→ **Consignes**:
• a. Répondez aux questions suivantes à partir de l'extrait, en reprenant le même repère pour chaque réponse.
(i) De quelle origine est l'artiste péruvienne Tilsa Tsuchiya ?
(ii) D'où proviennent le goût pour la qualité des surfaces picturales et la découverte des glacis ?
(iii) À quelle question la dernière intervention propose-t-elle de revenir brièvement ?
• b. Reproduisez fidèlement l'extrait, de « Ph. C.: Revenons » jusqu'à « se répète toujours? » inclus.

→ **Extrait choisi**:
□ □ □ □ □

Les influences les plus manifestes dans mon travail, il me semble, demeurent la «pittura metafisica» de Chirico, l’art roman et, beaucoup aussi, celui des primitifs italiens avec leur espace qui, à cause de leur naïveté justement et de leur liberté par rapport à la perspective, avait l’air plastiquement «moderne». J’aimerais aussi mentionner une artiste péruvienne d’origine japonaise, Tilsa Tsuchiya. Elle a eu une influence majeure sur ma peinture. Mon goût pour la qualité des surfaces picturales, ainsi que ma découverte des glacis proviennent de ma rencontre avec elle et de mon admiration pour son art. Ensuite il y a eu Piero, Rothko et ses aplats un peu atmosphériques. Les paysages de Kiefer ou bien Anish Kapoor me touchent beaucoup, plus que Cucchi (dont j’ai vu très peu d’œuvres) et les autres… J’ai aussi vu les aplats colorés de Matisse et de Brice Marden, les surfaces de couleur vibrantes de Bonnard, bien avant celles de Cucchi. Cependant, j’admets que ma peinture et son espace et même sa couleur ont quelque chose d’intrinsèquement italien. Il est vrai aussi que le fait d’avoir rapproché mes façades du premier plan de façon extrême, jusqu’à occuper la presque totalité de la surface du tableau, constitue un acte radical – hyperbole du sujet, surdimensionné, qui devient plan de couleur afin de pouvoir en expérimenter les effets de plus en plus intensément – un acte qui peut «faire» XXe siècle. Néanmoins, mon travail doit peu à l’art de ces cinquante dernières années. Mon identité esthétique, ma sensibilité, mes affinités intimes ont primé, au détriment sûrement d’un positionnement plus engagé et plus positif vis à vis de la production du nouveau.

Ph. C.: Revenons brièvement à la question de la couleur. Comment conçois-tu son rôle dans ton travail? Par provocation, ne pourrions-nous pas dire qu’elle te permet de varier infiniment l’apparence d’une œuvre qui se répète toujours?

□ □ □ □ □

→ **Enregistrements de données**:
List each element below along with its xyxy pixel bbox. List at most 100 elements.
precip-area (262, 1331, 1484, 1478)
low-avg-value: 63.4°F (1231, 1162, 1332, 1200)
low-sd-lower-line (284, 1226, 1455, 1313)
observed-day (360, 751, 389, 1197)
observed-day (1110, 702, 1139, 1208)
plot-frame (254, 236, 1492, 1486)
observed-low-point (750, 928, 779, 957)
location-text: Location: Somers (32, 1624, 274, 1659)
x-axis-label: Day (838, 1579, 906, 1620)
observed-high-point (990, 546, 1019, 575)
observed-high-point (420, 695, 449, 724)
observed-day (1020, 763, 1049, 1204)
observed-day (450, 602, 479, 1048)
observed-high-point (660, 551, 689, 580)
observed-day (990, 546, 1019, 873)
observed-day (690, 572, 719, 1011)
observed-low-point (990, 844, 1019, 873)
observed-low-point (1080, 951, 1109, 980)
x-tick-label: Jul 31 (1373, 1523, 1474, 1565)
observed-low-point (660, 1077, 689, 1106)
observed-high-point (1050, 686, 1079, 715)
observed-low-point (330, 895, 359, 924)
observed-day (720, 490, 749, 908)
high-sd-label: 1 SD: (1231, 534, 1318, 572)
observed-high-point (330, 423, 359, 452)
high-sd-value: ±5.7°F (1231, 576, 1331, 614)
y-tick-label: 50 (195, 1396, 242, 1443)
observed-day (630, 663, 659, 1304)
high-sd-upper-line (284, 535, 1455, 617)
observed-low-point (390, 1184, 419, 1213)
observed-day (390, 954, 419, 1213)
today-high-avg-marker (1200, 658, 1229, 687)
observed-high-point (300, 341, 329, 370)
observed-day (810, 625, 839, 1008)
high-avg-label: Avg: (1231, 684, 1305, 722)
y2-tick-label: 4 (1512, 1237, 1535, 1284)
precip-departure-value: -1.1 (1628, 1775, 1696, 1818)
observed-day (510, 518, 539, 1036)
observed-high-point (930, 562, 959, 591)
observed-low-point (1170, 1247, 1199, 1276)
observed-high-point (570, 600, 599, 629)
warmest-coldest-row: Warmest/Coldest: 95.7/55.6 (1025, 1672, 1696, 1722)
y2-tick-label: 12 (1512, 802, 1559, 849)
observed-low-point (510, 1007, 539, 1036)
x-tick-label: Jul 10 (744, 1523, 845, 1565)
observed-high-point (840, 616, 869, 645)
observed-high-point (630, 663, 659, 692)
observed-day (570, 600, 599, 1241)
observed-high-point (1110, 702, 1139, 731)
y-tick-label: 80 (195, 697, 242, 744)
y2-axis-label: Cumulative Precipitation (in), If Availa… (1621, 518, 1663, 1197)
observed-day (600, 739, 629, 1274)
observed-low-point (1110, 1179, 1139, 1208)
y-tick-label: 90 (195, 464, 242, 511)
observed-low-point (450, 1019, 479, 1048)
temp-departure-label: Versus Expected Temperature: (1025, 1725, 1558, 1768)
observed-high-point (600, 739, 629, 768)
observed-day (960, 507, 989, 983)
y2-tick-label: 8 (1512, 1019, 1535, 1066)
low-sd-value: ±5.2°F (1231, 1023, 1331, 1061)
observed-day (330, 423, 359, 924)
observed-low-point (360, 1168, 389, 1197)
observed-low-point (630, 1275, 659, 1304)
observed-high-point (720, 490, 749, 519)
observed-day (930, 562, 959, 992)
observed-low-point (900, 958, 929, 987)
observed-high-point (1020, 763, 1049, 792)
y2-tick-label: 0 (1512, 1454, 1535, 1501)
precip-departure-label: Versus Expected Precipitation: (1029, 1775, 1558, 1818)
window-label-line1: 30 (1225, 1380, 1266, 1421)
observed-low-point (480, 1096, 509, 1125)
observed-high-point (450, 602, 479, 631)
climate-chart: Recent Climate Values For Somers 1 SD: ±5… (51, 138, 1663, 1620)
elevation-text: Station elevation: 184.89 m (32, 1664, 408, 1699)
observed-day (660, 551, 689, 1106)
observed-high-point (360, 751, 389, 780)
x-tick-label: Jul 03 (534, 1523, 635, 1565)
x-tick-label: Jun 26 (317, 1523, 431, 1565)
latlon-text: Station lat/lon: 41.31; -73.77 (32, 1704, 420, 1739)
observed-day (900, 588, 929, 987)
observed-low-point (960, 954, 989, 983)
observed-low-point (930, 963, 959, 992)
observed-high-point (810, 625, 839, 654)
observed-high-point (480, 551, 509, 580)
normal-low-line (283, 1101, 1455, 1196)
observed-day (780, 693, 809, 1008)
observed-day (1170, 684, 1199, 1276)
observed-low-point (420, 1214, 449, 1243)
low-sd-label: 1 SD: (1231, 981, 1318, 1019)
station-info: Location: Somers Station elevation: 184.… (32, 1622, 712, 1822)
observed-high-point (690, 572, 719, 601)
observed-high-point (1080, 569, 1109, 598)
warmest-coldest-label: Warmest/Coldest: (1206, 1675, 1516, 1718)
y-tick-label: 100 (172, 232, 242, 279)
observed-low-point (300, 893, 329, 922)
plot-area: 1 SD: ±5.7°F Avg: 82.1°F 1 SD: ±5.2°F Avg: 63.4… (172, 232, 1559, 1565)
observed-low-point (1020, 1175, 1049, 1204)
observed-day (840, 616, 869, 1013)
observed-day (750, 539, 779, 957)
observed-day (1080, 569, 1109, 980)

□ □ □ □ □

→ **Réponses dans l'ordre**:
• a.
(i) Elle est d'origine japonaise.
(ii) Ils proviennent de la rencontre avec Tilsa Tsuchiya et de l'admiration pour son art.
(iii) À la question de la couleur.

• b.
Ph. C.: Revenons brièvement à la question de la couleur. Comment conçois-tu son rôle dans ton travail? Par provocation, ne pourrions-nous pas dire qu’elle te permet de varier infiniment l’apparence d’une œuvre qui se répète toujours?